Dataset rows:

-- Begin --

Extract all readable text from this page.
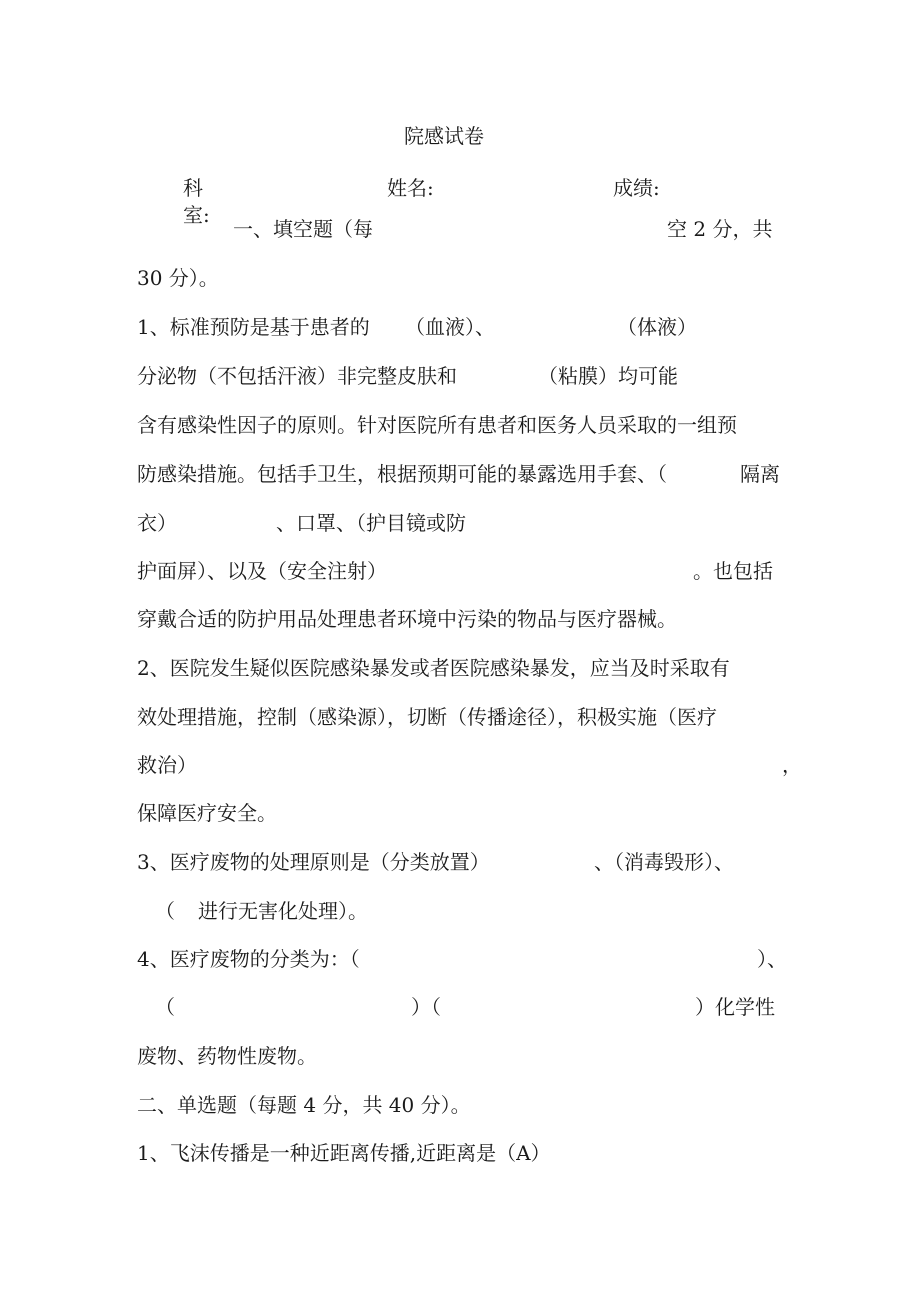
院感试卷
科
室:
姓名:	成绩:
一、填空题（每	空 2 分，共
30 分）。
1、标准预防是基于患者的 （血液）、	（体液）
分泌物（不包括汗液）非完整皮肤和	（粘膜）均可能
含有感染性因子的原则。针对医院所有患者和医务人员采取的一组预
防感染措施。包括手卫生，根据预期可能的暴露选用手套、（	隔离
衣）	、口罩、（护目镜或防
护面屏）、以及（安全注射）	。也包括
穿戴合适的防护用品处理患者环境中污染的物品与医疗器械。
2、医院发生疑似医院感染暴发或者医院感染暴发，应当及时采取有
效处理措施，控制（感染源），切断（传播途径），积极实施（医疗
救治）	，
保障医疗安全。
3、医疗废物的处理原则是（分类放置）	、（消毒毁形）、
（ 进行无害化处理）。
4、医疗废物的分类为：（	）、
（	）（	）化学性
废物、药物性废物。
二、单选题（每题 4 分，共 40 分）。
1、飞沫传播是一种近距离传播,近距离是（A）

-- End --

* What you have to do:
Make an exact copy of every record, pictures excluded.

* Expected output:
Extract all readable text from this page.
院感试卷
科
室:
姓名:	成绩:
一、填空题（每	空 2 分，共
30 分）。
1、标准预防是基于患者的 （血液）、	（体液）
分泌物（不包括汗液）非完整皮肤和	（粘膜）均可能
含有感染性因子的原则。针对医院所有患者和医务人员采取的一组预
防感染措施。包括手卫生，根据预期可能的暴露选用手套、（	隔离
衣）	、口罩、（护目镜或防
护面屏）、以及（安全注射）	。也包括
穿戴合适的防护用品处理患者环境中污染的物品与医疗器械。
2、医院发生疑似医院感染暴发或者医院感染暴发，应当及时采取有
效处理措施，控制（感染源），切断（传播途径），积极实施（医疗
救治）	，
保障医疗安全。
3、医疗废物的处理原则是（分类放置）	、（消毒毁形）、
（ 进行无害化处理）。
4、医疗废物的分类为：（	）、
（	）（	）化学性
废物、药物性废物。
二、单选题（每题 4 分，共 40 分）。
1、飞沫传播是一种近距离传播,近距离是（A）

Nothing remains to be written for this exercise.